- _What needs to be done_: Check each line of the material below for "level", then copy the ones that contain it.

* start Given data *

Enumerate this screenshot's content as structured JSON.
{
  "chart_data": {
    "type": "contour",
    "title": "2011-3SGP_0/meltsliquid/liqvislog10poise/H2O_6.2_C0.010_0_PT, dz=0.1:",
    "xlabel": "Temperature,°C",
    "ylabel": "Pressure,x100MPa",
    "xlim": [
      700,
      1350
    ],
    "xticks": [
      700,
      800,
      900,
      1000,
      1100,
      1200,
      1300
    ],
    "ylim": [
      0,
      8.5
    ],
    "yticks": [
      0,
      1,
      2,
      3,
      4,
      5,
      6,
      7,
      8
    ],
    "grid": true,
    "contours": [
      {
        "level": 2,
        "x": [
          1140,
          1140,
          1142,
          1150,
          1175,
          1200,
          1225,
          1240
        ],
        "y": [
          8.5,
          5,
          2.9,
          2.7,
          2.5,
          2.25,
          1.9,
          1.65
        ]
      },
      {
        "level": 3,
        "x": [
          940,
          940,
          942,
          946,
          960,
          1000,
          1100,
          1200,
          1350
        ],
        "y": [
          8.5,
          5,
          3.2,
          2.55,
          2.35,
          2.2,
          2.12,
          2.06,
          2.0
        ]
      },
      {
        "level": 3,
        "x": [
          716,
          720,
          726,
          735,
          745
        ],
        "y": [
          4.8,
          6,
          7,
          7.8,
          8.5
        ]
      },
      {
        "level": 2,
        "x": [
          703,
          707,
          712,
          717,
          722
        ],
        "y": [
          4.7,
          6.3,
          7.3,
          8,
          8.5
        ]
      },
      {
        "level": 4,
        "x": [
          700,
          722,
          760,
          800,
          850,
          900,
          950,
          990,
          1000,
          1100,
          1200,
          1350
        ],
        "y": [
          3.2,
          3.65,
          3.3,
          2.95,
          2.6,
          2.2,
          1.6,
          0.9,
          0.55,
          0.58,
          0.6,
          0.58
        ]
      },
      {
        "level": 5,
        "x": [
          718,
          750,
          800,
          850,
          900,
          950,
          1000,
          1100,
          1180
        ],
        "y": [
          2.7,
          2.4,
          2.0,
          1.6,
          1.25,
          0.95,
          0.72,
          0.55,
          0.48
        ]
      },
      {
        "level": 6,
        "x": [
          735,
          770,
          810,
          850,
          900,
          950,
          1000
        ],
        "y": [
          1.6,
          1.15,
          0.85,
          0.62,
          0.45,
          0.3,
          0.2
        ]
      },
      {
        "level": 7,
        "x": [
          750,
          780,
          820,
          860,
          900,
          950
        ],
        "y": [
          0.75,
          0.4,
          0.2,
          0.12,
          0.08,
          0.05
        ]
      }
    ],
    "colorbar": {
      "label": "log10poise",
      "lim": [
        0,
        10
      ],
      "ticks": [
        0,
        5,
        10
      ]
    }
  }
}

* end Given data *

- _Worked answer_:
        "level": 2,
        "level": 3,
        "level": 3,
        "level": 2,
        "level": 4,
        "level": 5,
        "level": 6,
        "level": 7,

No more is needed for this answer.